## Brief
Show all lines holding the string "وسیله".

++++++++++

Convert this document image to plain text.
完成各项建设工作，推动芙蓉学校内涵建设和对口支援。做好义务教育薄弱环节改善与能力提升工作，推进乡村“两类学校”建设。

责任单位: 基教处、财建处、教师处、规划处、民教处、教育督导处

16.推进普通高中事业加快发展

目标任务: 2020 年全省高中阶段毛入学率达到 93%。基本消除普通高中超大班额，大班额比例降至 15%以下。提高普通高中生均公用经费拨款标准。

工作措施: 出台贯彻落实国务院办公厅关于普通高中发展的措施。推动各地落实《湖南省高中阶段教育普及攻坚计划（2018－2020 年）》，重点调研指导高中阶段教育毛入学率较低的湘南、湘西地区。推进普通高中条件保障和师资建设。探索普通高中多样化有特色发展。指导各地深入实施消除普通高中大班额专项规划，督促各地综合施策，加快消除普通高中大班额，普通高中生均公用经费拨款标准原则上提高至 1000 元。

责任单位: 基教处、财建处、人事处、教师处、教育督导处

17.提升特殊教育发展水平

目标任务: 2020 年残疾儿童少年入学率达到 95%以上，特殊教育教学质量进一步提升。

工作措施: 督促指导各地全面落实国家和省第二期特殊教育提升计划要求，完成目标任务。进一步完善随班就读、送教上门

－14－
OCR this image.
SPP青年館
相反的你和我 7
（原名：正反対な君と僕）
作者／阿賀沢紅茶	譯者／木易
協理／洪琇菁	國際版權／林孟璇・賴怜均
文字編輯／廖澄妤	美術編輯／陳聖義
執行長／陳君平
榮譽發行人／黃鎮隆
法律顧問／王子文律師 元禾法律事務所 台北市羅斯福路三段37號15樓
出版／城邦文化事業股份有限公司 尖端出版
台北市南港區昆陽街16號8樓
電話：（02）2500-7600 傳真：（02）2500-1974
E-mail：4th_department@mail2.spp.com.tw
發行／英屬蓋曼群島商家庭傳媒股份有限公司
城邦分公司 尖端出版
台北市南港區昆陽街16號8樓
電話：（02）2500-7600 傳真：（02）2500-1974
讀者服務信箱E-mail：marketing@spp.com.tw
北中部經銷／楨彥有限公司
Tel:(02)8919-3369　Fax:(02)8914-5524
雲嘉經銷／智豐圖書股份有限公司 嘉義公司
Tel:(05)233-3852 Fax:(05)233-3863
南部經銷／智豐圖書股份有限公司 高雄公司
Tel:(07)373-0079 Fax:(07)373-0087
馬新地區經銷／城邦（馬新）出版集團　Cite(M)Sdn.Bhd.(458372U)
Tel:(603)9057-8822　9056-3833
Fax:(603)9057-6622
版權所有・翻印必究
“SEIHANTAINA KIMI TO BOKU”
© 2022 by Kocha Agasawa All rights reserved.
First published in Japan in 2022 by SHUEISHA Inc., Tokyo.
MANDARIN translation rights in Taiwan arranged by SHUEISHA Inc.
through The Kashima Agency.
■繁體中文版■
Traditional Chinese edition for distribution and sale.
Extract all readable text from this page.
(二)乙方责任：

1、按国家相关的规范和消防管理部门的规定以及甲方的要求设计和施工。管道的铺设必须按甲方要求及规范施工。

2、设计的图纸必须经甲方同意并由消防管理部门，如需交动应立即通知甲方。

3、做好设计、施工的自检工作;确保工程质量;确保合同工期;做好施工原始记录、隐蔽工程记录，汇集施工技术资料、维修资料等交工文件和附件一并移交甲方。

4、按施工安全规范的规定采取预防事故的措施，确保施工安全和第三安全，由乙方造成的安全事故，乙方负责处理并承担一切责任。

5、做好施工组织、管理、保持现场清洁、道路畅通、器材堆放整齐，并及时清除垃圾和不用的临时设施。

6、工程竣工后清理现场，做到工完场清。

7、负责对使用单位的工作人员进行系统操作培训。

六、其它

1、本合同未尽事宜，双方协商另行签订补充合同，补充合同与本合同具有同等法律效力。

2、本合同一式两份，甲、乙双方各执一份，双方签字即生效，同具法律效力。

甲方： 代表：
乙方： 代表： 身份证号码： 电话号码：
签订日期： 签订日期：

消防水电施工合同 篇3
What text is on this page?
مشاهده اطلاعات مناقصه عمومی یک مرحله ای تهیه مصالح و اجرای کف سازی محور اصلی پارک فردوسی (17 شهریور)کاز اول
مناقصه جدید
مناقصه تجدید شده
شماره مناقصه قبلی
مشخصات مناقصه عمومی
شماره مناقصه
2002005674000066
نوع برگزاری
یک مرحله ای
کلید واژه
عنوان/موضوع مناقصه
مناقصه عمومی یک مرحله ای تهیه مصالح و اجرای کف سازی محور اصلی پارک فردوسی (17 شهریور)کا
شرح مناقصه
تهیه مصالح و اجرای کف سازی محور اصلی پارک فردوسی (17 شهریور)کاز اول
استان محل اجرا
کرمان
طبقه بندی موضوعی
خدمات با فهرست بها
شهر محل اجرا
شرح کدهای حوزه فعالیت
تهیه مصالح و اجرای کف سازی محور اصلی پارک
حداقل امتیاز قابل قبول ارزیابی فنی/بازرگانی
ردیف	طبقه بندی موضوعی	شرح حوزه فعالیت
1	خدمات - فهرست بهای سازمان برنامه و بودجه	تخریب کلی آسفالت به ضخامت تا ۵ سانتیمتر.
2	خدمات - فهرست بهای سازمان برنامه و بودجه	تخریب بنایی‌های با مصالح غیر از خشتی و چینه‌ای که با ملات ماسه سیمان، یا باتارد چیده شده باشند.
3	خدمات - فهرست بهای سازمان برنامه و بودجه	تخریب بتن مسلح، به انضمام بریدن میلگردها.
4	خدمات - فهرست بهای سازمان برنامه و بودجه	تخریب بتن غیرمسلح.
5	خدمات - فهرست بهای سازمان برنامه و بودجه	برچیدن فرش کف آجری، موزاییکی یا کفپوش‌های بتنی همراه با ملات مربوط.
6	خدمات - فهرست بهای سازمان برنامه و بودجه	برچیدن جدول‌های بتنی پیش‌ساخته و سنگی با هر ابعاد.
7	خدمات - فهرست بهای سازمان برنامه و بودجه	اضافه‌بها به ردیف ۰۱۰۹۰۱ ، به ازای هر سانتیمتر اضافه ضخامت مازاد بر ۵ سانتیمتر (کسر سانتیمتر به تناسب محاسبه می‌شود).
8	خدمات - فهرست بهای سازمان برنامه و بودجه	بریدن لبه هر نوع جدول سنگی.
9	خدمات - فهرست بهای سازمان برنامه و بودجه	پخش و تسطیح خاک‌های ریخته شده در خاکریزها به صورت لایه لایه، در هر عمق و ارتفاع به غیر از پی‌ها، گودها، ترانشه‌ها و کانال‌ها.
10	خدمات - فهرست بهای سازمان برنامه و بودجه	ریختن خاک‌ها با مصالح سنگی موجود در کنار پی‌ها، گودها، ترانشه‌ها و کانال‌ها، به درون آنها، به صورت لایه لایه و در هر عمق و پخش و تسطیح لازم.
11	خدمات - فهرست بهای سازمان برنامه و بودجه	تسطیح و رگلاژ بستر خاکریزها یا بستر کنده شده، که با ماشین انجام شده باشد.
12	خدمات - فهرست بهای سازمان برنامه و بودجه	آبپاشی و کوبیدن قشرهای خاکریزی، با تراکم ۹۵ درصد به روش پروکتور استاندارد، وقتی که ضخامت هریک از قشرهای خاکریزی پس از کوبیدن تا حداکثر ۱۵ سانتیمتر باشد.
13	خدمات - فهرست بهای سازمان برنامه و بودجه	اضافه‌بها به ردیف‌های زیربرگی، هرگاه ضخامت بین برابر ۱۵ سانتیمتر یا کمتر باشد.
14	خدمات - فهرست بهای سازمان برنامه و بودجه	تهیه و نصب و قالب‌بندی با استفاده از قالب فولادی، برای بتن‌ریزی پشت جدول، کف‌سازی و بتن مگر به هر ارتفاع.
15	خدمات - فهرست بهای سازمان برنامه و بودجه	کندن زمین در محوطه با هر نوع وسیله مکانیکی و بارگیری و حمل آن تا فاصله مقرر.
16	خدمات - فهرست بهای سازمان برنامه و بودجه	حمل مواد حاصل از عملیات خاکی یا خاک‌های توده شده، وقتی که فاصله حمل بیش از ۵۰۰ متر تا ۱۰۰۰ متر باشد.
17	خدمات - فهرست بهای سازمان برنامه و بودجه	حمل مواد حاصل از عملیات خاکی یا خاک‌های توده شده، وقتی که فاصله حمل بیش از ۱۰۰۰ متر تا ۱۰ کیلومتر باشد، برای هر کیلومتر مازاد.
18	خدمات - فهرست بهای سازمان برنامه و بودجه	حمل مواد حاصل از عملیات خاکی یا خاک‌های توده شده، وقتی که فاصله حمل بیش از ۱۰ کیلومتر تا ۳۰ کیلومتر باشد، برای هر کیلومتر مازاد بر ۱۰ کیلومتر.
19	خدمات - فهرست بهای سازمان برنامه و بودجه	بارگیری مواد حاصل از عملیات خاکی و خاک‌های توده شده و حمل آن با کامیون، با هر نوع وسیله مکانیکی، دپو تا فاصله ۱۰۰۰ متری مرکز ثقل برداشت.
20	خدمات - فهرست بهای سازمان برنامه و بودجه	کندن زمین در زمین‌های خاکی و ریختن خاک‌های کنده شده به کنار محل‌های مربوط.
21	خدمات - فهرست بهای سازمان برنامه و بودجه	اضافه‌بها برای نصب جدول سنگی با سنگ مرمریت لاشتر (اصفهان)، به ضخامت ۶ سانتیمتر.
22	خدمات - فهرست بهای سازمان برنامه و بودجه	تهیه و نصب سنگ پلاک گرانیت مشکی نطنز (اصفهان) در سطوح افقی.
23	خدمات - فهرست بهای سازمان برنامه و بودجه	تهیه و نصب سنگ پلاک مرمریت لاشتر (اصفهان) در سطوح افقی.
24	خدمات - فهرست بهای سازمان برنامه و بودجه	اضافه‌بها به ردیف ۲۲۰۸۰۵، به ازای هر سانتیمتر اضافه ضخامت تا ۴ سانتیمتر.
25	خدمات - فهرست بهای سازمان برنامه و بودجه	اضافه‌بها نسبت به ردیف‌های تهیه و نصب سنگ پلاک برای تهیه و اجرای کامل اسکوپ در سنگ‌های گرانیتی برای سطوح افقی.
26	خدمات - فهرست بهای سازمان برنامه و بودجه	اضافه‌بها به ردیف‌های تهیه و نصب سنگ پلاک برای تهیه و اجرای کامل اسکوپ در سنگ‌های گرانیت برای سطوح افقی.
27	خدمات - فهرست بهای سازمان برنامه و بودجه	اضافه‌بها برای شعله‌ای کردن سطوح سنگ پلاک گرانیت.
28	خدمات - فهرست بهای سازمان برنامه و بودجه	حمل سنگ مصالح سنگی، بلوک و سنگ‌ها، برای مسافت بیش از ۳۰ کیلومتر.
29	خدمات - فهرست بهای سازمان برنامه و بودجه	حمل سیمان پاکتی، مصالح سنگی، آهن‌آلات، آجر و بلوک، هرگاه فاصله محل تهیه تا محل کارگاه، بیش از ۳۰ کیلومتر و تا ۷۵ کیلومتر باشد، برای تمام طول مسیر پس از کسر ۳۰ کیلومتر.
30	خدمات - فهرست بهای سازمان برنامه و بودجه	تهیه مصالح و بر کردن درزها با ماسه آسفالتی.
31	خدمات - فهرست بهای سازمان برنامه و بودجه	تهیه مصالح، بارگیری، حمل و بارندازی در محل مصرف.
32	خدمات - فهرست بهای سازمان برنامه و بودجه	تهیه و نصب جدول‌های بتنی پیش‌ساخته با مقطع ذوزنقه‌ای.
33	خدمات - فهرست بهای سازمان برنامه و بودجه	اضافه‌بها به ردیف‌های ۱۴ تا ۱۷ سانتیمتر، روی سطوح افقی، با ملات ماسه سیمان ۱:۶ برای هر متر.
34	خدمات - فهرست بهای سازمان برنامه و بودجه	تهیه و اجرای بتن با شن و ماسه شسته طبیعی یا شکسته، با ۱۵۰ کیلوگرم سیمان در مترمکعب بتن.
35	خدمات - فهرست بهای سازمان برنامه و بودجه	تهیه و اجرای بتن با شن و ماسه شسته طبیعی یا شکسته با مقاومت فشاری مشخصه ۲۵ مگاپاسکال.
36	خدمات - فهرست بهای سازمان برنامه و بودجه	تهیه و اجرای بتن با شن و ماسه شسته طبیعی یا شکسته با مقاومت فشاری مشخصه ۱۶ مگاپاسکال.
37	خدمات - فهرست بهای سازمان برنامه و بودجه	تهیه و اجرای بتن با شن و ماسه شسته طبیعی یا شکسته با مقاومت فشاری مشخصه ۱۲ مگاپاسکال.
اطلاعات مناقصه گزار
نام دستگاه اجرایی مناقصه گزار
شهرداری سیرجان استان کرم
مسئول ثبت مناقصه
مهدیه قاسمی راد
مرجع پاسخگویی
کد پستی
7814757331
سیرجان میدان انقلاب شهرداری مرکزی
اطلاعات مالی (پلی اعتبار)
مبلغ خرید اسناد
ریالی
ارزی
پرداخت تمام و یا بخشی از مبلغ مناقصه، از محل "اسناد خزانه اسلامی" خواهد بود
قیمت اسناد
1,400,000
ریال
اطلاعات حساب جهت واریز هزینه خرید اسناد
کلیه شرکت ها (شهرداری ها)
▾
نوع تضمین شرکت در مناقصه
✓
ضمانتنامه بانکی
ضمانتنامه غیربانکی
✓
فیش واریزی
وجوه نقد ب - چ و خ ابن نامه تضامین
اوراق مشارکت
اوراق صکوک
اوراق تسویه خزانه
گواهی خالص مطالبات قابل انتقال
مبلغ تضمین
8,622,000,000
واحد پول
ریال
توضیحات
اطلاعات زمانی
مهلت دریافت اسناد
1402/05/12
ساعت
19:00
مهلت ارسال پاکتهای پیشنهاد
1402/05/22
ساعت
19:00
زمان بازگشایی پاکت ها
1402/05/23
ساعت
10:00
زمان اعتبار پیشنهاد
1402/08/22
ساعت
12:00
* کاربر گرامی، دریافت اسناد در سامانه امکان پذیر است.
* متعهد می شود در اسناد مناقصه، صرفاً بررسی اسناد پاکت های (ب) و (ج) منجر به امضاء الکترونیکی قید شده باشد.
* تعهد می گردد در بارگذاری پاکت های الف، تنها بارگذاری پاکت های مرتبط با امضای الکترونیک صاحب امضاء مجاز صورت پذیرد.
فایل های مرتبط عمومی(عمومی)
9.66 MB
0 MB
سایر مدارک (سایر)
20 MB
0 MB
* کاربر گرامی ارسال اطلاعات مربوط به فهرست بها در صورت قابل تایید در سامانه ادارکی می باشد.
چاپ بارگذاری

++++++++++

## Solution for this task
15	خدمات - فهرست بهای سازمان برنامه و بودجه	کندن زمین در محوطه با هر نوع وسیله مکانیکی و بارگیری و حمل آن تا فاصله مقرر.
19	خدمات - فهرست بهای سازمان برنامه و بودجه	بارگیری مواد حاصل از عملیات خاکی و خاک‌های توده شده و حمل آن با کامیون، با هر نوع وسیله مکانیکی، دپو تا فاصله ۱۰۰۰ متری مرکز ثقل برداشت.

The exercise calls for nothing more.